Big Beef  Johnny's describes this in their online catalog as 'nice combination of size, taste and earliness' and they are right.  They have good flavor and they were the first of our four varieties to fruit and the fruits most of the season were about the size of a baseball.  The stragglers at the end of the season were a little smaller.  I grew these on two sides of a fence with about eight or nine plants on each side in a row of about 20 feet and they got great yields.  these are supposed to be an indeterminate type of tomato but our plants stayed pretty small.  I tied them to the fence and they did well.  I am not sure if they would have done even better given more room per plant.  I might try a two rows, some with larger spacing  and compare the yields.  We used them for fresh eating and mixed with other tomatoes for stewed tomatoes in the canner. 

Brandywine  This is an heirloom that we grew last year and is a pink tomato.  Our biggest tomatoes that we grew were the brandywines although there was a great variety of size in the tomatoes.  I planted these in two rows with tomato cages.  I used the cages that I had and some were the larger cages and some were the smaller cages and none of them really contained these tomatoes.  The plants  were long and sprawling and tipped over the cages.  This year I will try them on a tall trellis and see how they do.  I also will need to do some research on pruning.  I had the most problems with picnic bugs on these tomatoes and that was probably my fault.  I expected these tomatoes to get darker and so the earliest ones stayed on the vine instead of being picked when first ripe.  It was a challenge to pick them and I feel that I have learned a valuable lesson about tomato growing so this year I will spread the tomato rows out and do a much better job of trellising.  I saved the seeds from a few of these tomatoes and will be using the saved seed for these.

Matt's Wild Cherry was the cherry tomato that we planted last year and I planted two rows side by side.  These are another heirloom indeterminate tomato.  I did not get them caged and ended up with a massive hedge that was  20 feet long and 5 or 6 feet wide.  It was nearly impossible to pick except along the edges.  The tomatoes were great.  They grew in little clusters like grapes and were the size of smallish grapes.  They had the most marvelous flavor.  They were very prolific bearing until killed by a hard frost.  I will definitely grow these again except they will be on a heavy trellis and I will limit myself to fewer plants and not plant them next to another row of tomatoes.  I save seed from last year and the saved seeds are part of my group of tomatoes under the lights.

*PROVIDED INFORMATION*:
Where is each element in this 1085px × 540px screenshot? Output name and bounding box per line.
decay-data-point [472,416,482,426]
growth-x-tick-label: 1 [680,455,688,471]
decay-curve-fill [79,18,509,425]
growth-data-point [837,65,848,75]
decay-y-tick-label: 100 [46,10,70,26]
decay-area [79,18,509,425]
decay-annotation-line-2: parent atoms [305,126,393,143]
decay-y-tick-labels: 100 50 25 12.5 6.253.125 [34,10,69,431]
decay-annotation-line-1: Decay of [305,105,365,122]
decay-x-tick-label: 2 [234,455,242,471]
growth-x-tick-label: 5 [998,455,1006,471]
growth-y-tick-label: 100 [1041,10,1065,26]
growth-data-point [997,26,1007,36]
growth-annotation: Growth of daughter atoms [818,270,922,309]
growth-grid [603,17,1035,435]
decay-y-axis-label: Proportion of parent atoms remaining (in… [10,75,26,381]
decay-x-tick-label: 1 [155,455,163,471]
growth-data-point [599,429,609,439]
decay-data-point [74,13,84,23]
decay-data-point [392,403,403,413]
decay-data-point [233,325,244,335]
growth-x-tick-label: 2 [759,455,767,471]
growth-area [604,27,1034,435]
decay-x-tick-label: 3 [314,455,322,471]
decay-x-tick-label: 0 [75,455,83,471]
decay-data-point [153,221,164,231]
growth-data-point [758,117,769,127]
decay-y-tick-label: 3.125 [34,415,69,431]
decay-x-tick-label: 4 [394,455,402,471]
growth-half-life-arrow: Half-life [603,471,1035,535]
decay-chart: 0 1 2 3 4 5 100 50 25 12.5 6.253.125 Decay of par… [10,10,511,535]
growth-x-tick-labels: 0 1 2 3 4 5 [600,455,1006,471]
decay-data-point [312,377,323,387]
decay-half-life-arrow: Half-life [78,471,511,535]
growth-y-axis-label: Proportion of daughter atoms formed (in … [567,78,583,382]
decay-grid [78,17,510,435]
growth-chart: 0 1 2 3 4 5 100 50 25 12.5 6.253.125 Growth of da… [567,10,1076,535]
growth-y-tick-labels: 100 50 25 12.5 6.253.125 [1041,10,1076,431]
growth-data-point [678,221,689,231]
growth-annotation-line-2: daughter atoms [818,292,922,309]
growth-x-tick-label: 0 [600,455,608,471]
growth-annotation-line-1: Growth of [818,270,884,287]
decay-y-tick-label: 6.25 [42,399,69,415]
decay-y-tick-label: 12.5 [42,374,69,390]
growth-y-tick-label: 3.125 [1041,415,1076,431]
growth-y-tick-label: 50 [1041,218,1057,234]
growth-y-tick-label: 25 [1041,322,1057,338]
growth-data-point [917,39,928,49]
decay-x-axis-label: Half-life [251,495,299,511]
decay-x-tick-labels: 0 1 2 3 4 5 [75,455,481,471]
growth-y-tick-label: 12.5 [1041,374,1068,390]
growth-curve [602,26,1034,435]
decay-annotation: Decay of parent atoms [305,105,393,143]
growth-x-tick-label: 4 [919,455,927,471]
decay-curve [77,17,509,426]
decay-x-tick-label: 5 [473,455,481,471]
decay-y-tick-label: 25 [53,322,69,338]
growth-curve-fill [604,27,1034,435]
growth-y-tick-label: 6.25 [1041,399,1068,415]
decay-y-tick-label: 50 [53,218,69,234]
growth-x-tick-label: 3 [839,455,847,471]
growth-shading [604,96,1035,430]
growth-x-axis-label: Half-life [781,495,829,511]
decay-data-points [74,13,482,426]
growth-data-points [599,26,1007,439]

*WRITTEN INSTRUCTION*:
Rewrite the tomato notes between "Big Beef  Johnny's" and "in the canner.", inclusive, swapping "baseball" for "tennis ball".

*FULL SOLUTION*:
Big Beef  Johnny's describes this in their online catalog as 'nice combination of size, taste and earliness' and they are right.  They have good flavor and they were the first of our four varieties to fruit and the fruits most of the season were about the size of a tennis ball.  The stragglers at the end of the season were a little smaller.  I grew these on two sides of a fence with about eight or nine plants on each side in a row of about 20 feet and they got great yields.  these are supposed to be an indeterminate type of tomato but our plants stayed pretty small.  I tied them to the fence and they did well.  I am not sure if they would have done even better given more room per plant.  I might try a two rows, some with larger spacing  and compare the yields.  We used them for fresh eating and mixed with other tomatoes for stewed tomatoes in the canner.